=== Required task ===
Exactly as written, print each record in the listing.

BEGIN Task inputs

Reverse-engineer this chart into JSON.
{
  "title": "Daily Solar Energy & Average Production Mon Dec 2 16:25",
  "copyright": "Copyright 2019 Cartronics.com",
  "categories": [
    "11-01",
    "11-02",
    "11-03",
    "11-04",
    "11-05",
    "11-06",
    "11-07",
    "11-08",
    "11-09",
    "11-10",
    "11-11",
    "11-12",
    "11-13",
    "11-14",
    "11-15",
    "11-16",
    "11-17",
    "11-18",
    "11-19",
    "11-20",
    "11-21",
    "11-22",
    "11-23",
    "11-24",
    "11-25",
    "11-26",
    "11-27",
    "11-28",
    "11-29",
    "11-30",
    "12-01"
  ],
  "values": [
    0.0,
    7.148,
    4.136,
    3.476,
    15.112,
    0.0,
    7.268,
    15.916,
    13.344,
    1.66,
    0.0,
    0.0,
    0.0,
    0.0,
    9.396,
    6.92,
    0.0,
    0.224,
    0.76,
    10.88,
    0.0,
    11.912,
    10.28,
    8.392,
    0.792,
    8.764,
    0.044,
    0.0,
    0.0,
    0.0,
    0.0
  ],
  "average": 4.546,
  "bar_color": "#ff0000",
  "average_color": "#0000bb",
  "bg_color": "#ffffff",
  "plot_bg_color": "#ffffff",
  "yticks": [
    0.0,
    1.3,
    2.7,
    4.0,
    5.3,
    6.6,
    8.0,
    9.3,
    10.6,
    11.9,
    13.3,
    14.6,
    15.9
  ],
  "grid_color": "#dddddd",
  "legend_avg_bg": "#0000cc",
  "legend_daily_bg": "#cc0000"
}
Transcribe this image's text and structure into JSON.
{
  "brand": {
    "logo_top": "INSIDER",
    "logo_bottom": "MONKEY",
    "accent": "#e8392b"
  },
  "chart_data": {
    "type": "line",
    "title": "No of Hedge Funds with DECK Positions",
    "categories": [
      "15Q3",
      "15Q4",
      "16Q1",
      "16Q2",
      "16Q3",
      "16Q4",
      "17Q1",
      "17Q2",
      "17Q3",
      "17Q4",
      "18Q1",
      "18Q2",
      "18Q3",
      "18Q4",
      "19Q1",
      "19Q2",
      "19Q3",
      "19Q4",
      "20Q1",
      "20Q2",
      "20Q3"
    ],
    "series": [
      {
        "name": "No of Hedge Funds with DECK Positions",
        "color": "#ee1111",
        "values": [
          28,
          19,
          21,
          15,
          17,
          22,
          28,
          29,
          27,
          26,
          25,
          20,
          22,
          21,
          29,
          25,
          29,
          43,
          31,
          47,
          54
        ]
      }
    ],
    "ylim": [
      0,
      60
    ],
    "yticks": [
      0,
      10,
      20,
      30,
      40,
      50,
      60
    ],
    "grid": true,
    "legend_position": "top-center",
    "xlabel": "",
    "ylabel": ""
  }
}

END Task inputs

=== Output for this task ===
Reverse-engineer this chart into JSON.
{
  "title": "Daily Solar Energy & Average Production Mon Dec 2 16:25",
  "copyright": "Copyright 2019 Cartronics.com",
  "categories": [
    "11-01",
    "11-02",
    "11-03",
    "11-04",
    "11-05",
    "11-06",
    "11-07",
    "11-08",
    "11-09",
    "11-10",
    "11-11",
    "11-12",
    "11-13",
    "11-14",
    "11-15",
    "11-16",
    "11-17",
    "11-18",
    "11-19",
    "11-20",
    "11-21",
    "11-22",
    "11-23",
    "11-24",
    "11-25",
    "11-26",
    "11-27",
    "11-28",
    "11-29",
    "11-30",
    "12-01"
  ],
  "values": [
    0.0,
    7.148,
    4.136,
    3.476,
    15.112,
    0.0,
    7.268,
    15.916,
    13.344,
    1.66,
    0.0,
    0.0,
    0.0,
    0.0,
    9.396,
    6.92,
    0.0,
    0.224,
    0.76,
    10.88,
    0.0,
    11.912,
    10.28,
    8.392,
    0.792,
    8.764,
    0.044,
    0.0,
    0.0,
    0.0,
    0.0
  ],
  "average": 4.546,
  "bar_color": "#ff0000",
  "average_color": "#0000bb",
  "bg_color": "#ffffff",
  "plot_bg_color": "#ffffff",
  "yticks": [
    0.0,
    1.3,
    2.7,
    4.0,
    5.3,
    6.6,
    8.0,
    9.3,
    10.6,
    11.9,
    13.3,
    14.6,
    15.9
  ],
  "grid_color": "#dddddd",
  "legend_avg_bg": "#0000cc",
  "legend_daily_bg": "#cc0000"
}
Transcribe this image's text and structure into JSON.
{
  "brand": {
    "logo_top": "INSIDER",
    "logo_bottom": "MONKEY",
    "accent": "#e8392b"
  },
  "chart_data": {
    "type": "line",
    "title": "No of Hedge Funds with DECK Positions",
    "categories": [
      "15Q3",
      "15Q4",
      "16Q1",
      "16Q2",
      "16Q3",
      "16Q4",
      "17Q1",
      "17Q2",
      "17Q3",
      "17Q4",
      "18Q1",
      "18Q2",
      "18Q3",
      "18Q4",
      "19Q1",
      "19Q2",
      "19Q3",
      "19Q4",
      "20Q1",
      "20Q2",
      "20Q3"
    ],
    "series": [
      {
        "name": "No of Hedge Funds with DECK Positions",
        "color": "#ee1111",
        "values": [
          28,
          19,
          21,
          15,
          17,
          22,
          28,
          29,
          27,
          26,
          25,
          20,
          22,
          21,
          29,
          25,
          29,
          43,
          31,
          47,
          54
        ]
      }
    ],
    "ylim": [
      0,
      60
    ],
    "yticks": [
      0,
      10,
      20,
      30,
      40,
      50,
      60
    ],
    "grid": true,
    "legend_position": "top-center",
    "xlabel": "",
    "ylabel": ""
  }
}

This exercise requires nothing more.